* _Exercise_
Reproduce all entries word for word.

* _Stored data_
◆ ◆ ◆ ◆ ◆ ◆ ◆
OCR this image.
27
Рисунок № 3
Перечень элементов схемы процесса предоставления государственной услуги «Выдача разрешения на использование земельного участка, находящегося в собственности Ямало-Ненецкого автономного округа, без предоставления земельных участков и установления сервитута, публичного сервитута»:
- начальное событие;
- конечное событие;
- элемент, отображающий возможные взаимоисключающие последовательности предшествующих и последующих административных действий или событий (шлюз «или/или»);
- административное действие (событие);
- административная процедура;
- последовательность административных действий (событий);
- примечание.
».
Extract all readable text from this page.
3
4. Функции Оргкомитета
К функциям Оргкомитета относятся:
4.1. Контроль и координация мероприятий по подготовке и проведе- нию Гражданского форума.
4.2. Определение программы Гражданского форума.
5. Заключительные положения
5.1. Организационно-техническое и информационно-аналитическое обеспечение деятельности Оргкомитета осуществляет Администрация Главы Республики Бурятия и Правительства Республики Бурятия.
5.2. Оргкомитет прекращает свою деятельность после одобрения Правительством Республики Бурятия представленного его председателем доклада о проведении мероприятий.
◆ ◆ ◆ ◆ ◆ ◆ ◆
* _The answer_
OCR this image.
27
Рисунок № 3
Перечень элементов схемы процесса предоставления государственной услуги «Выдача разрешения на использование земельного участка, находящегося в собственности Ямало-Ненецкого автономного округа, без предоставления земельных участков и установления сервитута, публичного сервитута»:
- начальное событие;
- конечное событие;
- элемент, отображающий возможные взаимоисключающие последовательности предшествующих и последующих административных действий или событий (шлюз «или/или»);
- административное действие (событие);
- административная процедура;
- последовательность административных действий (событий);
- примечание.
».
Extract all readable text from this page.
3
4. Функции Оргкомитета
К функциям Оргкомитета относятся:
4.1. Контроль и координация мероприятий по подготовке и проведе- нию Гражданского форума.
4.2. Определение программы Гражданского форума.
5. Заключительные положения
5.1. Организационно-техническое и информационно-аналитическое обеспечение деятельности Оргкомитета осуществляет Администрация Главы Республики Бурятия и Правительства Республики Бурятия.
5.2. Оргкомитет прекращает свою деятельность после одобрения Правительством Республики Бурятия представленного его председателем доклада о проведении мероприятий.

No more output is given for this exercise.